# YOUR TASK
Compute how many lines in the entries below contain "CUSHION", and output nothing but the number.

(Recorded data)
....................

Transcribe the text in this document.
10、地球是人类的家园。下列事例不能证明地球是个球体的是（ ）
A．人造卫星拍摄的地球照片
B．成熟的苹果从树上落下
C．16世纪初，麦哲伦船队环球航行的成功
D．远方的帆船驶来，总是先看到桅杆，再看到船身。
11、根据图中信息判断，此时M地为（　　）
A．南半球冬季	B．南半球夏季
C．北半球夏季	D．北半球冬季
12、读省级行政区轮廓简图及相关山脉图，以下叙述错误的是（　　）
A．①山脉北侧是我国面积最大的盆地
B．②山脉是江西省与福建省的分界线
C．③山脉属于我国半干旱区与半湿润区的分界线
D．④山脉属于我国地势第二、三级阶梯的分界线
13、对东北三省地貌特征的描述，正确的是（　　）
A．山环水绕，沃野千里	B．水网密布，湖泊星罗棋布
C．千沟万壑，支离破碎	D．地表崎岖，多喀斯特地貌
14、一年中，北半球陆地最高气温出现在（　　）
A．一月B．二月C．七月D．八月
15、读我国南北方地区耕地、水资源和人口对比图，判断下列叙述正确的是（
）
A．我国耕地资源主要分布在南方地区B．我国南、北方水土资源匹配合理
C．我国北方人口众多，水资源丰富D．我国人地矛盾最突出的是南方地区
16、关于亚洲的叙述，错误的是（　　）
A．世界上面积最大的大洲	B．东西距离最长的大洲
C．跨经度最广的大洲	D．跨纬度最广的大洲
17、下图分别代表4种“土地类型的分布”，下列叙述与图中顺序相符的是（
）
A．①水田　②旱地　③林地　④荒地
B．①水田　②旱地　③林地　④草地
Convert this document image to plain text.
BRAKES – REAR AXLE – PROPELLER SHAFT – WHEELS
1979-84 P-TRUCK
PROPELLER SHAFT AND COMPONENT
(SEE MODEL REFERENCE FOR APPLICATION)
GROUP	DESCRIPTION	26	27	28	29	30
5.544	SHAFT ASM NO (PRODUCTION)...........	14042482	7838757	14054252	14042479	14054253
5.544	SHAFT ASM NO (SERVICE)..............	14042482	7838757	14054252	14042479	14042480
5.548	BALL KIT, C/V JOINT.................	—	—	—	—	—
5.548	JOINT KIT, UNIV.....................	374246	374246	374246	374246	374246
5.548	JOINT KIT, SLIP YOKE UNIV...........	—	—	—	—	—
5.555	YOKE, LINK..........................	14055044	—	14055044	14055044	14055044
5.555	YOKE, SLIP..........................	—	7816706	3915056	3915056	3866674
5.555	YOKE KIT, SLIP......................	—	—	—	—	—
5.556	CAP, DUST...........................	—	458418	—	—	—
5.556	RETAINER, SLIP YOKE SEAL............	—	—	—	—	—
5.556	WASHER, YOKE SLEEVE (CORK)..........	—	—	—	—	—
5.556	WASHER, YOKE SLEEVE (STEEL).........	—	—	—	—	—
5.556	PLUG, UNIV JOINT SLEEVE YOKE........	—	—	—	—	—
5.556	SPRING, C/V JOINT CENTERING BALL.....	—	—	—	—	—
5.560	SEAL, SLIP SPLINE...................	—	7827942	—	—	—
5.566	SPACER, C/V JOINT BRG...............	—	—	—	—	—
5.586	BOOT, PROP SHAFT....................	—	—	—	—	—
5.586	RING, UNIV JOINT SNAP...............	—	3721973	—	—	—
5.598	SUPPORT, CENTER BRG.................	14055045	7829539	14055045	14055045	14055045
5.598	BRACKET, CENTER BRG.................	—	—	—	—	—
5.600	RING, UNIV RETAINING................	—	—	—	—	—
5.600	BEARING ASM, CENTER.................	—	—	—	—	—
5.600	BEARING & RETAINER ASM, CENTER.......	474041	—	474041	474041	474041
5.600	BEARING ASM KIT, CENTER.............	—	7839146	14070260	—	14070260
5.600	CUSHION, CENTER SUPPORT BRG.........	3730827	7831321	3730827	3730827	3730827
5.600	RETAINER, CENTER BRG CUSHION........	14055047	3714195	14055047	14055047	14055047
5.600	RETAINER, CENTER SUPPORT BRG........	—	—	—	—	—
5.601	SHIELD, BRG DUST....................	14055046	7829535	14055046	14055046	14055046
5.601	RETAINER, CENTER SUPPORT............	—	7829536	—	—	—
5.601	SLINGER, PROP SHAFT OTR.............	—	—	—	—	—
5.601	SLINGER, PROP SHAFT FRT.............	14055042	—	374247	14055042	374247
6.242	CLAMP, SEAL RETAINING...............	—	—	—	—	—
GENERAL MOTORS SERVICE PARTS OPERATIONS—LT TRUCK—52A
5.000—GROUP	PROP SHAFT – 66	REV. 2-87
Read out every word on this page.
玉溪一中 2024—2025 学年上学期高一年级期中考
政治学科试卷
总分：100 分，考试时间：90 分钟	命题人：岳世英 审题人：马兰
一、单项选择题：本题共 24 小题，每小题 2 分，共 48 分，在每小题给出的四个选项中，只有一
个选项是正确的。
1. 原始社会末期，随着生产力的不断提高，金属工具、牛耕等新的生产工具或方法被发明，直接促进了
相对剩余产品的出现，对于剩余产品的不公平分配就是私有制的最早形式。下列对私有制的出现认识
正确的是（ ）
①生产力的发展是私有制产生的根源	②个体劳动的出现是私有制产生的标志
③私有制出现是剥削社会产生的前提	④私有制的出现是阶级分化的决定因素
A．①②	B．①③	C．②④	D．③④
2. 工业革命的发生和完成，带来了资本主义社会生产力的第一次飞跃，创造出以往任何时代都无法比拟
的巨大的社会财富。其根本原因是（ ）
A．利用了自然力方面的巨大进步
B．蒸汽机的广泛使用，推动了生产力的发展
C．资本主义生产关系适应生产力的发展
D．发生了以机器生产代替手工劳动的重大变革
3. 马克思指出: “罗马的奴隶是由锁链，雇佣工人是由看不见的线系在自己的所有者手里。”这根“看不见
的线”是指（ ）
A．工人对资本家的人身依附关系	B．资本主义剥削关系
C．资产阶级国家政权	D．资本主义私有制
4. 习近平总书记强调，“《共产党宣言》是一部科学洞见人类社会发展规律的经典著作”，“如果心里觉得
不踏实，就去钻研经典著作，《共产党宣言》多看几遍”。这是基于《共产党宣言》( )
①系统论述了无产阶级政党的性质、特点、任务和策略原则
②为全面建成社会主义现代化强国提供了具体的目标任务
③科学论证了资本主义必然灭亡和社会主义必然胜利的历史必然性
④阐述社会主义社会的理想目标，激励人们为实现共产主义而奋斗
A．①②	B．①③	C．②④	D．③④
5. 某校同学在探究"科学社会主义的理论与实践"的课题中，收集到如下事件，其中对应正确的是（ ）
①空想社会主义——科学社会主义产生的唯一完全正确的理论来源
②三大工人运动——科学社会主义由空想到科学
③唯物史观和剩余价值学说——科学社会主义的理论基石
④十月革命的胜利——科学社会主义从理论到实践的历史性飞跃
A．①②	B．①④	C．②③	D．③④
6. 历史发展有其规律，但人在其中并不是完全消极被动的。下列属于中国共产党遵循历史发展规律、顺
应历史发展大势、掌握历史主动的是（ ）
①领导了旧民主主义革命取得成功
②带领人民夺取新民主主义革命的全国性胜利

....................

# RESULT OF THE EXERCISE
2